== LISTING ==

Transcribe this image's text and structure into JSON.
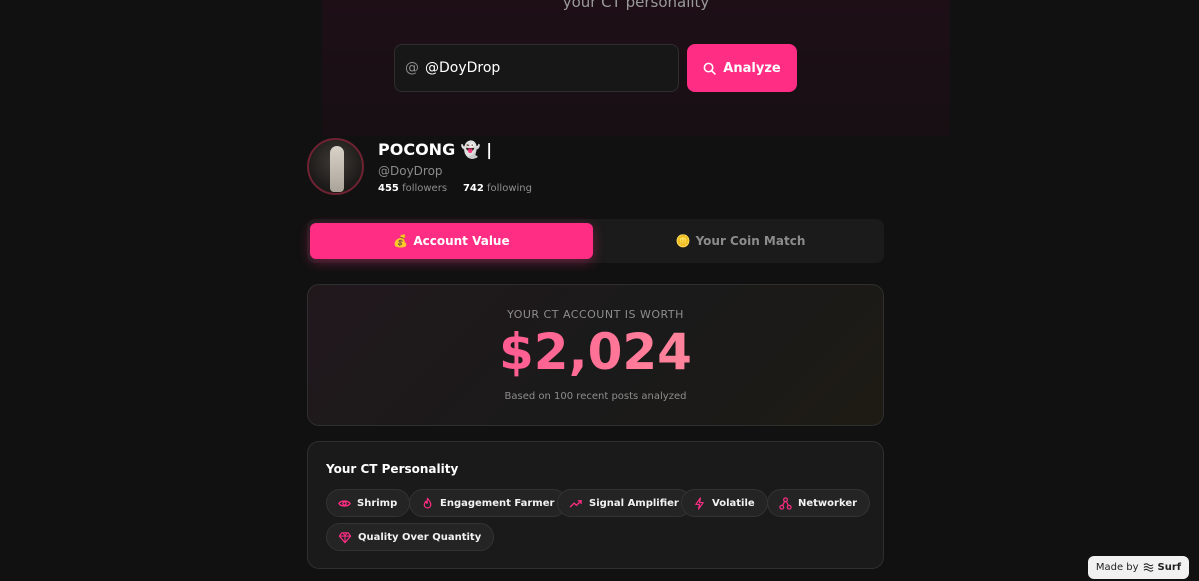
{
  "hero": {
    "subtitle": "your CT personality",
    "search_prefix": "@",
    "search_value": "@DoyDrop",
    "analyze_label": "Analyze"
  },
  "profile": {
    "name": "POCONG 👻 |",
    "handle": "@DoyDrop",
    "followers_count": "455",
    "followers_label": "followers",
    "following_count": "742",
    "following_label": "following"
  },
  "tabs": [
    {
      "emoji": "💰",
      "label": "Account Value",
      "active": true
    },
    {
      "emoji": "🪙",
      "label": "Your Coin Match",
      "active": false
    }
  ],
  "worth": {
    "label": "YOUR CT ACCOUNT IS WORTH",
    "value": "$2,024",
    "note": "Based on 100 recent posts analyzed"
  },
  "personality": {
    "title": "Your CT Personality",
    "traits": [
      {
        "label": "Shrimp",
        "icon": "eye-icon"
      },
      {
        "label": "Engagement Farmer",
        "icon": "flame-icon"
      },
      {
        "label": "Signal Amplifier",
        "icon": "trending-up-icon"
      },
      {
        "label": "Volatile",
        "icon": "lightning-icon"
      },
      {
        "label": "Networker",
        "icon": "network-icon"
      },
      {
        "label": "Quality Over Quantity",
        "icon": "diamond-icon"
      }
    ]
  },
  "footer": {
    "made_by": "Made by",
    "brand": "Surf"
  },
  "colors": {
    "accent": "#ff2d84",
    "background": "#111111",
    "card": "#1a1a1a"
  }
}
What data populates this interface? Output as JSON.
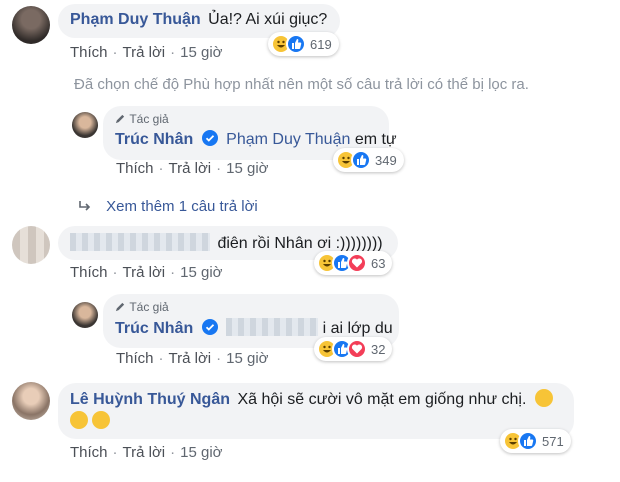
{
  "actions": {
    "like": "Thích",
    "reply": "Trả lời"
  },
  "filter_note": "Đã chọn chế độ Phù hợp nhất nên một số câu trả lời có thể bị lọc ra.",
  "author_badge": "Tác giả",
  "more_replies": "Xem thêm 1 câu trả lời",
  "colors": {
    "link": "#385898",
    "like": "#1877f2",
    "haha": "#f7c437",
    "love": "#f33e58",
    "bubble": "#f2f3f5"
  },
  "comments": [
    {
      "name": "Phạm Duy Thuận",
      "text": "Ủa!? Ai xúi giục?",
      "time": "15 giờ",
      "reaction_count": "619",
      "reactions": [
        "haha",
        "like"
      ]
    },
    {
      "name": "Trúc Nhân",
      "mention": "Phạm Duy Thuận",
      "text": "em tự",
      "time": "15 giờ",
      "reaction_count": "349",
      "reactions": [
        "haha",
        "like"
      ]
    },
    {
      "text": "điên rồi Nhân ơi :))))))))",
      "time": "15 giờ",
      "reaction_count": "63",
      "reactions": [
        "haha",
        "like",
        "love"
      ]
    },
    {
      "name": "Trúc Nhân",
      "text": "i ai lớp du",
      "time": "15 giờ",
      "reaction_count": "32",
      "reactions": [
        "haha",
        "like",
        "love"
      ]
    },
    {
      "name": "Lê Huỳnh Thuý Ngân",
      "text": "Xã hội sẽ cười vô mặt em giống như chị.",
      "time": "15 giờ",
      "reaction_count": "571",
      "reactions": [
        "haha",
        "like"
      ]
    }
  ]
}
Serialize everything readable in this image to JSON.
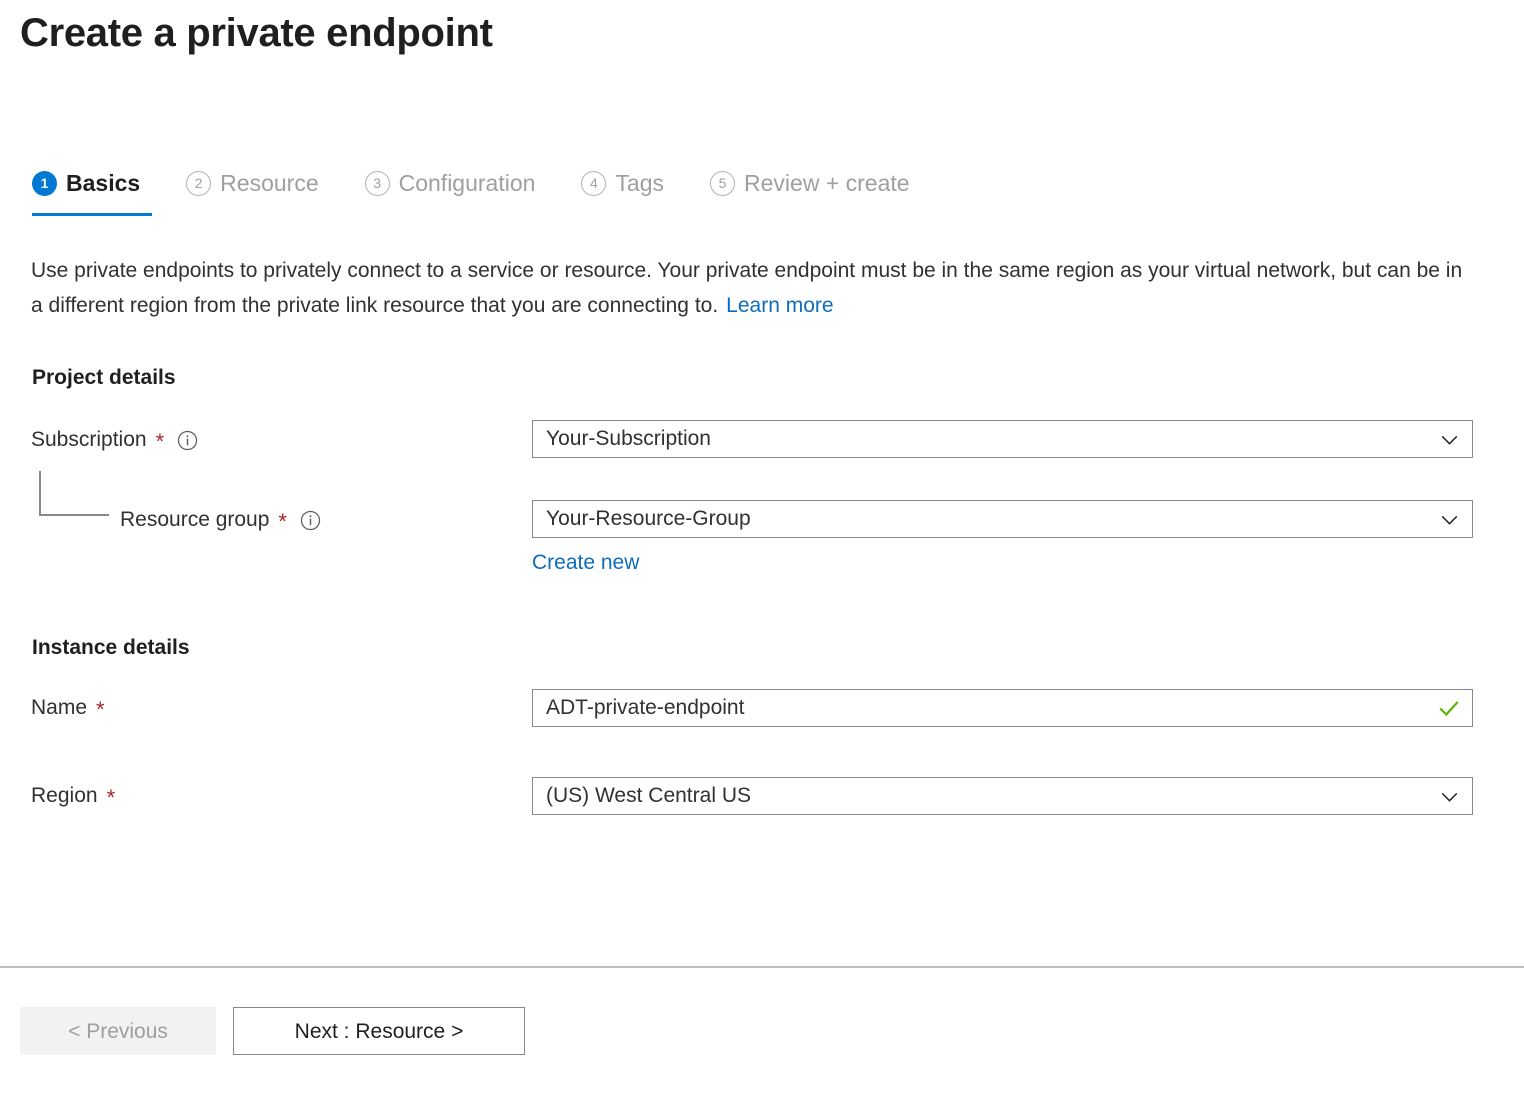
{
  "page": {
    "title": "Create a private endpoint"
  },
  "wizard": {
    "tabs": [
      {
        "number": "1",
        "label": "Basics",
        "state": "active"
      },
      {
        "number": "2",
        "label": "Resource",
        "state": "inactive"
      },
      {
        "number": "3",
        "label": "Configuration",
        "state": "inactive"
      },
      {
        "number": "4",
        "label": "Tags",
        "state": "inactive"
      },
      {
        "number": "5",
        "label": "Review + create",
        "state": "inactive"
      }
    ],
    "active_index": 0,
    "accent_color": "#0078d4"
  },
  "description": {
    "text": "Use private endpoints to privately connect to a service or resource. Your private endpoint must be in the same region as your virtual network, but can be in a different region from the private link resource that you are connecting to.",
    "link_label": "Learn more",
    "link_color": "#0f6cbd"
  },
  "project_details": {
    "heading": "Project details",
    "subscription": {
      "label": "Subscription",
      "required": "*",
      "info_icon": "info-icon",
      "value": "Your-Subscription",
      "control": "dropdown"
    },
    "resource_group": {
      "label": "Resource group",
      "required": "*",
      "info_icon": "info-icon",
      "value": "Your-Resource-Group",
      "control": "dropdown",
      "create_new_label": "Create new"
    }
  },
  "instance_details": {
    "heading": "Instance details",
    "name": {
      "label": "Name",
      "required": "*",
      "value": "ADT-private-endpoint",
      "control": "textbox",
      "validation_icon": "checkmark-icon",
      "validation_color": "#5db300"
    },
    "region": {
      "label": "Region",
      "required": "*",
      "value": "(US) West Central US",
      "control": "dropdown"
    }
  },
  "footer": {
    "previous_label": "< Previous",
    "previous_disabled": true,
    "next_label": "Next : Resource >"
  },
  "icons": {
    "required_star": "*",
    "chevron_down": "chevron-down-icon"
  }
}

===

Reproduce all of the data exactly; the pictures do not belong in the copy.

Transcribe this image's text and structure into JSON.
{
  "hero": {
    "subtitle": "your CT personality",
    "search_prefix": "@",
    "search_value": "@DoyDrop",
    "analyze_label": "Analyze"
  },
  "profile": {
    "name": "POCONG 👻 |",
    "handle": "@DoyDrop",
    "followers_count": "455",
    "followers_label": "followers",
    "following_count": "742",
    "following_label": "following"
  },
  "tabs": [
    {
      "emoji": "💰",
      "label": "Account Value",
      "active": true
    },
    {
      "emoji": "🪙",
      "label": "Your Coin Match",
      "active": false
    }
  ],
  "worth": {
    "label": "YOUR CT ACCOUNT IS WORTH",
    "value": "$2,024",
    "note": "Based on 100 recent posts analyzed"
  },
  "personality": {
    "title": "Your CT Personality",
    "traits": [
      {
        "label": "Shrimp",
        "icon": "eye-icon"
      },
      {
        "label": "Engagement Farmer",
        "icon": "flame-icon"
      },
      {
        "label": "Signal Amplifier",
        "icon": "trending-up-icon"
      },
      {
        "label": "Volatile",
        "icon": "lightning-icon"
      },
      {
        "label": "Networker",
        "icon": "network-icon"
      },
      {
        "label": "Quality Over Quantity",
        "icon": "diamond-icon"
      }
    ]
  },
  "footer": {
    "made_by": "Made by",
    "brand": "Surf"
  },
  "colors": {
    "accent": "#ff2d84",
    "background": "#111111",
    "card": "#1a1a1a"
  }
}
What data populates this interface? Output as JSON.
{
  "actions": {
    "like": "Thích",
    "reply": "Trả lời"
  },
  "filter_note": "Đã chọn chế độ Phù hợp nhất nên một số câu trả lời có thể bị lọc ra.",
  "author_badge": "Tác giả",
  "more_replies": "Xem thêm 1 câu trả lời",
  "colors": {
    "link": "#385898",
    "like": "#1877f2",
    "haha": "#f7c437",
    "love": "#f33e58",
    "bubble": "#f2f3f5"
  },
  "comments": [
    {
      "name": "Phạm Duy Thuận",
      "text": "Ủa!? Ai xúi giục?",
      "time": "15 giờ",
      "reaction_count": "619",
      "reactions": [
        "haha",
        "like"
      ]
    },
    {
      "name": "Trúc Nhân",
      "mention": "Phạm Duy Thuận",
      "text": "em tự",
      "time": "15 giờ",
      "reaction_count": "349",
      "reactions": [
        "haha",
        "like"
      ]
    },
    {
      "text": "điên rồi Nhân ơi :))))))))",
      "time": "15 giờ",
      "reaction_count": "63",
      "reactions": [
        "haha",
        "like",
        "love"
      ]
    },
    {
      "name": "Trúc Nhân",
      "text": "i ai lớp du",
      "time": "15 giờ",
      "reaction_count": "32",
      "reactions": [
        "haha",
        "like",
        "love"
      ]
    },
    {
      "name": "Lê Huỳnh Thuý Ngân",
      "text": "Xã hội sẽ cười vô mặt em giống như chị.",
      "time": "15 giờ",
      "reaction_count": "571",
      "reactions": [
        "haha",
        "like"
      ]
    }
  ]
}
Serialize everything readable in this image to JSON.
{
  "page": {
    "title": "Create a private endpoint"
  },
  "wizard": {
    "tabs": [
      {
        "number": "1",
        "label": "Basics",
        "state": "active"
      },
      {
        "number": "2",
        "label": "Resource",
        "state": "inactive"
      },
      {
        "number": "3",
        "label": "Configuration",
        "state": "inactive"
      },
      {
        "number": "4",
        "label": "Tags",
        "state": "inactive"
      },
      {
        "number": "5",
        "label": "Review + create",
        "state": "inactive"
      }
    ],
    "active_index": 0,
    "accent_color": "#0078d4"
  },
  "description": {
    "text": "Use private endpoints to privately connect to a service or resource. Your private endpoint must be in the same region as your virtual network, but can be in a different region from the private link resource that you are connecting to.",
    "link_label": "Learn more",
    "link_color": "#0f6cbd"
  },
  "project_details": {
    "heading": "Project details",
    "subscription": {
      "label": "Subscription",
      "required": "*",
      "info_icon": "info-icon",
      "value": "Your-Subscription",
      "control": "dropdown"
    },
    "resource_group": {
      "label": "Resource group",
      "required": "*",
      "info_icon": "info-icon",
      "value": "Your-Resource-Group",
      "control": "dropdown",
      "create_new_label": "Create new"
    }
  },
  "instance_details": {
    "heading": "Instance details",
    "name": {
      "label": "Name",
      "required": "*",
      "value": "ADT-private-endpoint",
      "control": "textbox",
      "validation_icon": "checkmark-icon",
      "validation_color": "#5db300"
    },
    "region": {
      "label": "Region",
      "required": "*",
      "value": "(US) West Central US",
      "control": "dropdown"
    }
  },
  "footer": {
    "previous_label": "< Previous",
    "previous_disabled": true,
    "next_label": "Next : Resource >"
  },
  "icons": {
    "required_star": "*",
    "chevron_down": "chevron-down-icon"
  }
}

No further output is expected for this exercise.